# CHALLENGE:
Without including any pictures, write out the listing below exactly.

# EXTRACTED INFORMATION:
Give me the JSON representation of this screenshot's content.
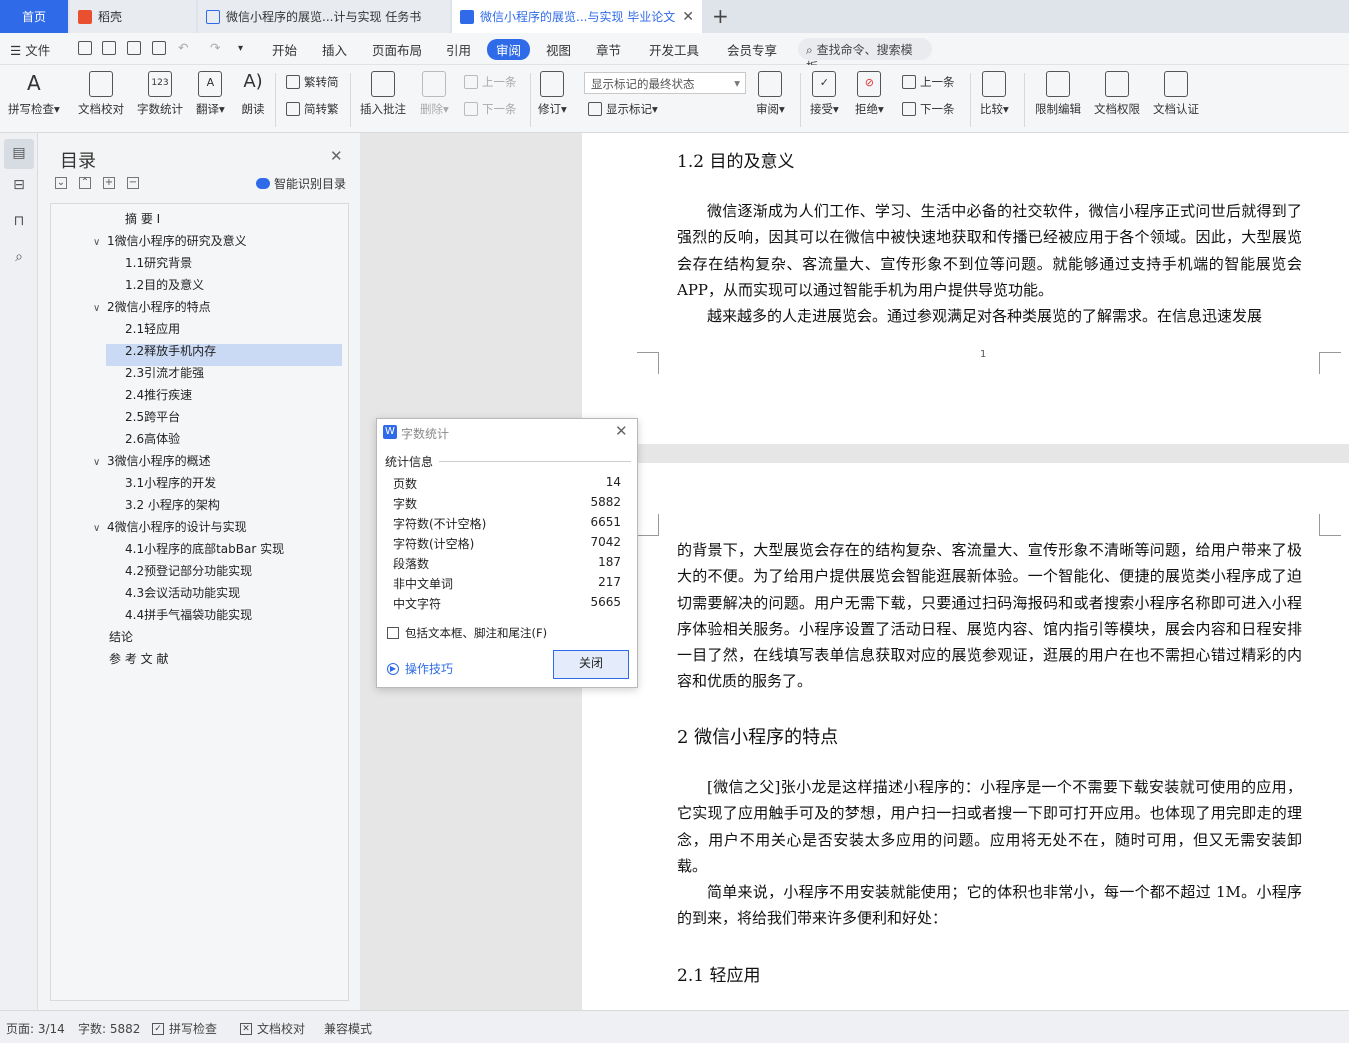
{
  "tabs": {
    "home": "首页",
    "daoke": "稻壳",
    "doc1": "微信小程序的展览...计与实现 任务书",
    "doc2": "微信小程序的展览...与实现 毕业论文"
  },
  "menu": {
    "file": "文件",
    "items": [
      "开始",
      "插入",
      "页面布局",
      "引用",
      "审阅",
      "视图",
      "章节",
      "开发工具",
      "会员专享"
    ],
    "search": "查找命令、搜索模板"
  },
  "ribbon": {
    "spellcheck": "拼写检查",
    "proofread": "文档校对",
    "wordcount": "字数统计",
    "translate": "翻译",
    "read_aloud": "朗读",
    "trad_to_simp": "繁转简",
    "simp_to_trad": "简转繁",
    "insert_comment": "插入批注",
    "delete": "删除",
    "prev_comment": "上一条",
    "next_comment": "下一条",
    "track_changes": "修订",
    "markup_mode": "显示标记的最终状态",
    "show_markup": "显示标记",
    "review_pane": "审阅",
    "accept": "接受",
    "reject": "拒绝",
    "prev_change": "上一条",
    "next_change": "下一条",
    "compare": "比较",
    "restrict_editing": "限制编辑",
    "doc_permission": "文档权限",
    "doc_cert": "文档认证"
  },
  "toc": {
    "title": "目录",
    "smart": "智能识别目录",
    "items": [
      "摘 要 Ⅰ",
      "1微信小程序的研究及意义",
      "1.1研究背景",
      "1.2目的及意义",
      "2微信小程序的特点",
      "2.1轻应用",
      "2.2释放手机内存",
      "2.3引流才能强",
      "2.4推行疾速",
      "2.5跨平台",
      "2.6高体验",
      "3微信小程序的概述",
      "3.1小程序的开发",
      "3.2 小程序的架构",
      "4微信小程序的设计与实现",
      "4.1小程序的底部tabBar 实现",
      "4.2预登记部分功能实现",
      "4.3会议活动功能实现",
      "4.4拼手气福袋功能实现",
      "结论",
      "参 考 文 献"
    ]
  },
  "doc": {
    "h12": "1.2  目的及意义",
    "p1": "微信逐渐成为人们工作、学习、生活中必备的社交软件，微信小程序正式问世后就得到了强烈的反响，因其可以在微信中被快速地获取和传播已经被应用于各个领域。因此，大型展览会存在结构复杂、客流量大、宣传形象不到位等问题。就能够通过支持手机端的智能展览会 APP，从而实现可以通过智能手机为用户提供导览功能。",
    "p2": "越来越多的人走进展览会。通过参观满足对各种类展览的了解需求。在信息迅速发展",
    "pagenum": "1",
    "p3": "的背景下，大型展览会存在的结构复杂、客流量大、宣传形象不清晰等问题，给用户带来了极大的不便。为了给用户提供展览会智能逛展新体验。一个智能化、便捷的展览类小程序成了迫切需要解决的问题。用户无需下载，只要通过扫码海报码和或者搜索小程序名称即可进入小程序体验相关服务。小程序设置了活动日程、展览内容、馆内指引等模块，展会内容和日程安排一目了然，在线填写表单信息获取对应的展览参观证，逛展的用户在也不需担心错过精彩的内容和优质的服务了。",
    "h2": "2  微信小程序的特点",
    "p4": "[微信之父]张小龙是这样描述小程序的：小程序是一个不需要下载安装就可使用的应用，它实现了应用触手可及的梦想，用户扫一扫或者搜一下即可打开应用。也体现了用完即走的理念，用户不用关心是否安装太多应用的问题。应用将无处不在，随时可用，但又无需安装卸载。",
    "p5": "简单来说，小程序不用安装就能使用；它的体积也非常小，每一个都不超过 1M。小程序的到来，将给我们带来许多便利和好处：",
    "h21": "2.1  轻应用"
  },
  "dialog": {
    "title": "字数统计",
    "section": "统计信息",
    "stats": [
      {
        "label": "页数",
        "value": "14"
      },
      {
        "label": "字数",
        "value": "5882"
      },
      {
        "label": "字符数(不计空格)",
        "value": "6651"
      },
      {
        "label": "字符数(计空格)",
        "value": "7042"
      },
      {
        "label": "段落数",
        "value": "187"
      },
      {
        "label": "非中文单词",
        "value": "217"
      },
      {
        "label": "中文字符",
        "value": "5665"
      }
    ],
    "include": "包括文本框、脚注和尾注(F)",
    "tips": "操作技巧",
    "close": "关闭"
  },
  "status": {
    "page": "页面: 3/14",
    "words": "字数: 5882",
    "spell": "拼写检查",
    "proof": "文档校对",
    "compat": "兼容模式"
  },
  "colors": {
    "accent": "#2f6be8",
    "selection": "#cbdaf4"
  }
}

# WRITTEN ANSWER:
Give me the JSON representation of this screenshot's content.
{
  "tabs": {
    "home": "首页",
    "daoke": "稻壳",
    "doc1": "微信小程序的展览...计与实现 任务书",
    "doc2": "微信小程序的展览...与实现 毕业论文"
  },
  "menu": {
    "file": "文件",
    "items": [
      "开始",
      "插入",
      "页面布局",
      "引用",
      "审阅",
      "视图",
      "章节",
      "开发工具",
      "会员专享"
    ],
    "search": "查找命令、搜索模板"
  },
  "ribbon": {
    "spellcheck": "拼写检查",
    "proofread": "文档校对",
    "wordcount": "字数统计",
    "translate": "翻译",
    "read_aloud": "朗读",
    "trad_to_simp": "繁转简",
    "simp_to_trad": "简转繁",
    "insert_comment": "插入批注",
    "delete": "删除",
    "prev_comment": "上一条",
    "next_comment": "下一条",
    "track_changes": "修订",
    "markup_mode": "显示标记的最终状态",
    "show_markup": "显示标记",
    "review_pane": "审阅",
    "accept": "接受",
    "reject": "拒绝",
    "prev_change": "上一条",
    "next_change": "下一条",
    "compare": "比较",
    "restrict_editing": "限制编辑",
    "doc_permission": "文档权限",
    "doc_cert": "文档认证"
  },
  "toc": {
    "title": "目录",
    "smart": "智能识别目录",
    "items": [
      "摘 要 Ⅰ",
      "1微信小程序的研究及意义",
      "1.1研究背景",
      "1.2目的及意义",
      "2微信小程序的特点",
      "2.1轻应用",
      "2.2释放手机内存",
      "2.3引流才能强",
      "2.4推行疾速",
      "2.5跨平台",
      "2.6高体验",
      "3微信小程序的概述",
      "3.1小程序的开发",
      "3.2 小程序的架构",
      "4微信小程序的设计与实现",
      "4.1小程序的底部tabBar 实现",
      "4.2预登记部分功能实现",
      "4.3会议活动功能实现",
      "4.4拼手气福袋功能实现",
      "结论",
      "参 考 文 献"
    ]
  },
  "doc": {
    "h12": "1.2  目的及意义",
    "p1": "微信逐渐成为人们工作、学习、生活中必备的社交软件，微信小程序正式问世后就得到了强烈的反响，因其可以在微信中被快速地获取和传播已经被应用于各个领域。因此，大型展览会存在结构复杂、客流量大、宣传形象不到位等问题。就能够通过支持手机端的智能展览会 APP，从而实现可以通过智能手机为用户提供导览功能。",
    "p2": "越来越多的人走进展览会。通过参观满足对各种类展览的了解需求。在信息迅速发展",
    "pagenum": "1",
    "p3": "的背景下，大型展览会存在的结构复杂、客流量大、宣传形象不清晰等问题，给用户带来了极大的不便。为了给用户提供展览会智能逛展新体验。一个智能化、便捷的展览类小程序成了迫切需要解决的问题。用户无需下载，只要通过扫码海报码和或者搜索小程序名称即可进入小程序体验相关服务。小程序设置了活动日程、展览内容、馆内指引等模块，展会内容和日程安排一目了然，在线填写表单信息获取对应的展览参观证，逛展的用户在也不需担心错过精彩的内容和优质的服务了。",
    "h2": "2  微信小程序的特点",
    "p4": "[微信之父]张小龙是这样描述小程序的：小程序是一个不需要下载安装就可使用的应用，它实现了应用触手可及的梦想，用户扫一扫或者搜一下即可打开应用。也体现了用完即走的理念，用户不用关心是否安装太多应用的问题。应用将无处不在，随时可用，但又无需安装卸载。",
    "p5": "简单来说，小程序不用安装就能使用；它的体积也非常小，每一个都不超过 1M。小程序的到来，将给我们带来许多便利和好处：",
    "h21": "2.1  轻应用"
  },
  "dialog": {
    "title": "字数统计",
    "section": "统计信息",
    "stats": [
      {
        "label": "页数",
        "value": "14"
      },
      {
        "label": "字数",
        "value": "5882"
      },
      {
        "label": "字符数(不计空格)",
        "value": "6651"
      },
      {
        "label": "字符数(计空格)",
        "value": "7042"
      },
      {
        "label": "段落数",
        "value": "187"
      },
      {
        "label": "非中文单词",
        "value": "217"
      },
      {
        "label": "中文字符",
        "value": "5665"
      }
    ],
    "include": "包括文本框、脚注和尾注(F)",
    "tips": "操作技巧",
    "close": "关闭"
  },
  "status": {
    "page": "页面: 3/14",
    "words": "字数: 5882",
    "spell": "拼写检查",
    "proof": "文档校对",
    "compat": "兼容模式"
  },
  "colors": {
    "accent": "#2f6be8",
    "selection": "#cbdaf4"
  }
}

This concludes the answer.